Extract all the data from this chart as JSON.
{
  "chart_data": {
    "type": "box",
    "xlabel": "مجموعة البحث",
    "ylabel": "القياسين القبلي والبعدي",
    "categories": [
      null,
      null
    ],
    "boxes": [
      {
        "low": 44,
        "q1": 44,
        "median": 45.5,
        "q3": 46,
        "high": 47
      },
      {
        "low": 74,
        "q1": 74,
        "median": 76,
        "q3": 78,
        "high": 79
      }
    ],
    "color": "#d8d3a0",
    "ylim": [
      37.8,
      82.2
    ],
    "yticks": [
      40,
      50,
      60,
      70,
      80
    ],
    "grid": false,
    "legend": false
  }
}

» **What this task involves**: Repeat all of the records above exactly as they appear.

» **Reply**:
Extract all the data from this chart as JSON.
{
  "chart_data": {
    "type": "box",
    "xlabel": "مجموعة البحث",
    "ylabel": "القياسين القبلي والبعدي",
    "categories": [
      null,
      null
    ],
    "boxes": [
      {
        "low": 44,
        "q1": 44,
        "median": 45.5,
        "q3": 46,
        "high": 47
      },
      {
        "low": 74,
        "q1": 74,
        "median": 76,
        "q3": 78,
        "high": 79
      }
    ],
    "color": "#d8d3a0",
    "ylim": [
      37.8,
      82.2
    ],
    "yticks": [
      40,
      50,
      60,
      70,
      80
    ],
    "grid": false,
    "legend": false
  }
}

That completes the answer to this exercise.